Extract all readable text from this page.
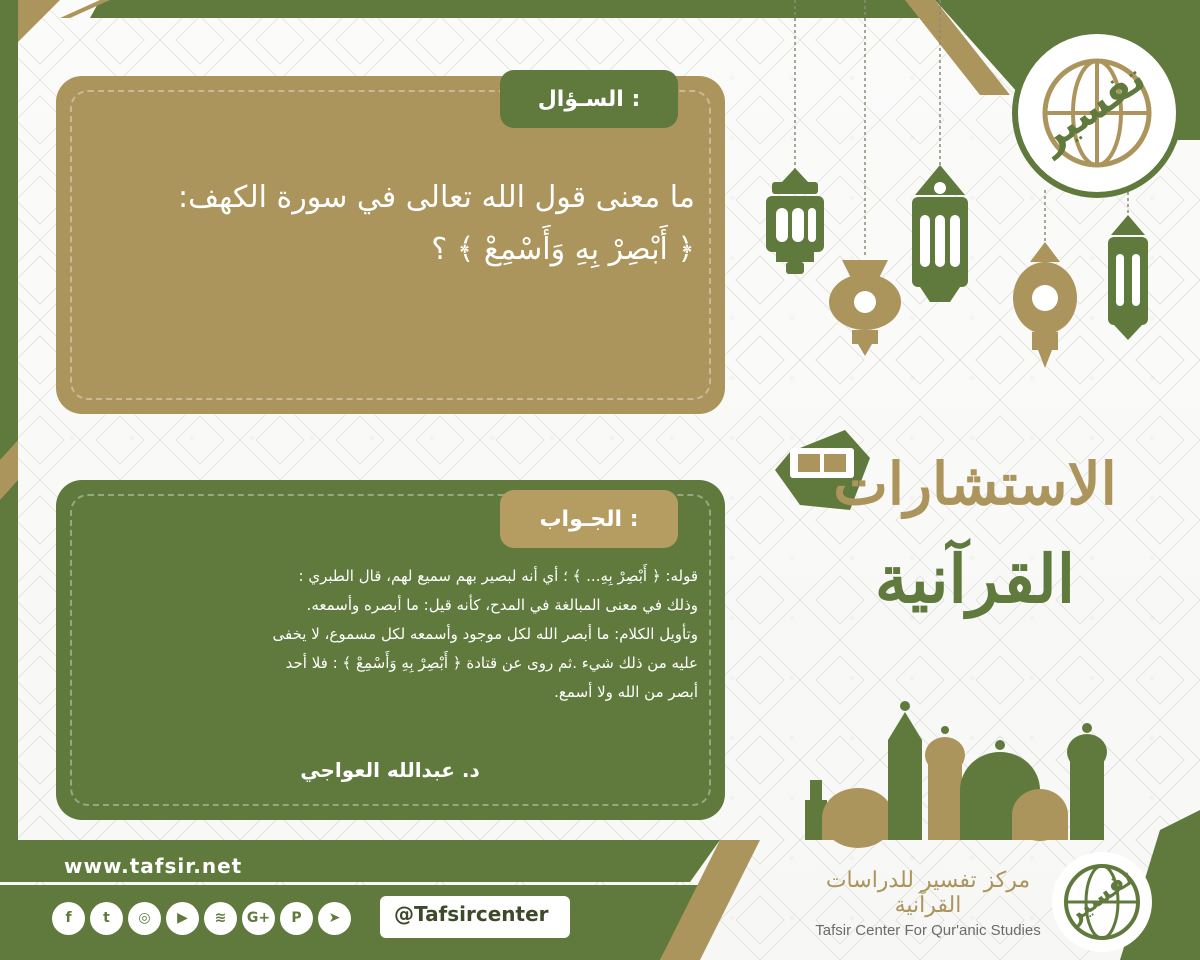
السـؤال :
ما معنى قول الله تعالى في سورة الكهف:
﴿ أَبْصِرْ بِهِ وَأَسْمِعْ ﴾ ؟
الجـواب :
قوله: ﴿ أَبْصِرْ بِهِ... ﴾ ؛ أي أنه لبصير بهم سميع لهم، قال الطبري :
وذلك في معنى المبالغة في المدح، كأنه قيل: ما أبصره وأسمعه.
وتأويل الكلام: ما أبصر الله لكل موجود وأسمعه لكل مسموع، لا يخفى
عليه من ذلك شيء .ثم روى عن قتادة ﴿ أَبْصِرْ بِهِ وَأَسْمِعْ ﴾ : فلا أحد
أبصر من الله ولا أسمع.
د. عبدالله العواجي
تفسير
الاستشارات
القرآنية
www.tafsir.net
f	t	◎	▶	≋	G+	P	➤	@Tafsircenter
مركز تفسير للدراسات القرآنية
Tafsir Center For Qur'anic Studies
تفسير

PROBLEM DESCRIPTION:
Omit all pictures while transcribing the entries verbatim.

TASK OUTPUT:
Extract all readable text from this page.
السـؤال :
ما معنى قول الله تعالى في سورة الكهف:
﴿ أَبْصِرْ بِهِ وَأَسْمِعْ ﴾ ؟
الجـواب :
قوله: ﴿ أَبْصِرْ بِهِ... ﴾ ؛ أي أنه لبصير بهم سميع لهم، قال الطبري :
وذلك في معنى المبالغة في المدح، كأنه قيل: ما أبصره وأسمعه.
وتأويل الكلام: ما أبصر الله لكل موجود وأسمعه لكل مسموع، لا يخفى
عليه من ذلك شيء .ثم روى عن قتادة ﴿ أَبْصِرْ بِهِ وَأَسْمِعْ ﴾ : فلا أحد
أبصر من الله ولا أسمع.
د. عبدالله العواجي
تفسير
الاستشارات
القرآنية
www.tafsir.net
f	t	◎	▶	≋	G+	P	➤	@Tafsircenter
مركز تفسير للدراسات القرآنية
Tafsir Center For Qur'anic Studies
تفسير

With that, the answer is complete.